(Your instructions)
Each record is to be printed again precisely as it reads.

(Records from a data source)

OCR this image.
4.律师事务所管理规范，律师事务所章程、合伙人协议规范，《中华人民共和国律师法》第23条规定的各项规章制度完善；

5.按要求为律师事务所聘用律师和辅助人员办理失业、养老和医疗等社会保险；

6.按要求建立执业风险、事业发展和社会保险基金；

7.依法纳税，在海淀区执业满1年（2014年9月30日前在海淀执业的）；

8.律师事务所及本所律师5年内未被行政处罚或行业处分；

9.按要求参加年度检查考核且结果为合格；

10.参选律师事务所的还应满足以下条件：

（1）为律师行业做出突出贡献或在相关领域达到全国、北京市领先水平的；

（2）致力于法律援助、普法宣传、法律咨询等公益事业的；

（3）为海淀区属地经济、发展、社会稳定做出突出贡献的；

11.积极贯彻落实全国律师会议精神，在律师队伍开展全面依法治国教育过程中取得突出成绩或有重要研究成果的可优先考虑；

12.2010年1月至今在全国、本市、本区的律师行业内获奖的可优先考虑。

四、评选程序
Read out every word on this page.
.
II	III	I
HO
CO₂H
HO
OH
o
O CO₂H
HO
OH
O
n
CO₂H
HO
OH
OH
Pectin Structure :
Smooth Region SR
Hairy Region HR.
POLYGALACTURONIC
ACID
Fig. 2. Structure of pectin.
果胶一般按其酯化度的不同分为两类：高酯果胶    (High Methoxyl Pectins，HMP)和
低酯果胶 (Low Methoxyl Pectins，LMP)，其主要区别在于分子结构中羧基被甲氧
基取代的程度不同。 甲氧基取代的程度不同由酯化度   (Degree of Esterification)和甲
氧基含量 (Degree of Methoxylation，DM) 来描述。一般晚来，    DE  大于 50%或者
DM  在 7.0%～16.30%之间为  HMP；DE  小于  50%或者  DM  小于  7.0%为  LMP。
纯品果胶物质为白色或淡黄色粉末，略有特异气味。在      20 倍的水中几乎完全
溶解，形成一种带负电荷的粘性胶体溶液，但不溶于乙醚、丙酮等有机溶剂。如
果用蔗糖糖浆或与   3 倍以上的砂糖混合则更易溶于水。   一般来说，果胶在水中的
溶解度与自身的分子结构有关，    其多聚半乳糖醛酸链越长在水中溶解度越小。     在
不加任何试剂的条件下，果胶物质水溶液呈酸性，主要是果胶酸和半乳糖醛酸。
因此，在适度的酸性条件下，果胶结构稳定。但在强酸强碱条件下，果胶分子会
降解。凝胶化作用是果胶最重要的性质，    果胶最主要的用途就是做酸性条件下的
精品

(Complete response)
OCR this image.
4.律师事务所管理规范，律师事务所章程、合伙人协议规范，《中华人民共和国律师法》第23条规定的各项规章制度完善；

5.按要求为律师事务所聘用律师和辅助人员办理失业、养老和医疗等社会保险；

6.按要求建立执业风险、事业发展和社会保险基金；

7.依法纳税，在海淀区执业满1年（2014年9月30日前在海淀执业的）；

8.律师事务所及本所律师5年内未被行政处罚或行业处分；

9.按要求参加年度检查考核且结果为合格；

10.参选律师事务所的还应满足以下条件：

（1）为律师行业做出突出贡献或在相关领域达到全国、北京市领先水平的；

（2）致力于法律援助、普法宣传、法律咨询等公益事业的；

（3）为海淀区属地经济、发展、社会稳定做出突出贡献的；

11.积极贯彻落实全国律师会议精神，在律师队伍开展全面依法治国教育过程中取得突出成绩或有重要研究成果的可优先考虑；

12.2010年1月至今在全国、本市、本区的律师行业内获奖的可优先考虑。

四、评选程序
Read out every word on this page.
.
II	III	I
HO
CO₂H
HO
OH
o
O CO₂H
HO
OH
O
n
CO₂H
HO
OH
OH
Pectin Structure :
Smooth Region SR
Hairy Region HR.
POLYGALACTURONIC
ACID
Fig. 2. Structure of pectin.
果胶一般按其酯化度的不同分为两类：高酯果胶    (High Methoxyl Pectins，HMP)和
低酯果胶 (Low Methoxyl Pectins，LMP)，其主要区别在于分子结构中羧基被甲氧
基取代的程度不同。 甲氧基取代的程度不同由酯化度   (Degree of Esterification)和甲
氧基含量 (Degree of Methoxylation，DM) 来描述。一般晚来，    DE  大于 50%或者
DM  在 7.0%～16.30%之间为  HMP；DE  小于  50%或者  DM  小于  7.0%为  LMP。
纯品果胶物质为白色或淡黄色粉末，略有特异气味。在      20 倍的水中几乎完全
溶解，形成一种带负电荷的粘性胶体溶液，但不溶于乙醚、丙酮等有机溶剂。如
果用蔗糖糖浆或与   3 倍以上的砂糖混合则更易溶于水。   一般来说，果胶在水中的
溶解度与自身的分子结构有关，    其多聚半乳糖醛酸链越长在水中溶解度越小。     在
不加任何试剂的条件下，果胶物质水溶液呈酸性，主要是果胶酸和半乳糖醛酸。
因此，在适度的酸性条件下，果胶结构稳定。但在强酸强碱条件下，果胶分子会
降解。凝胶化作用是果胶最重要的性质，    果胶最主要的用途就是做酸性条件下的
精品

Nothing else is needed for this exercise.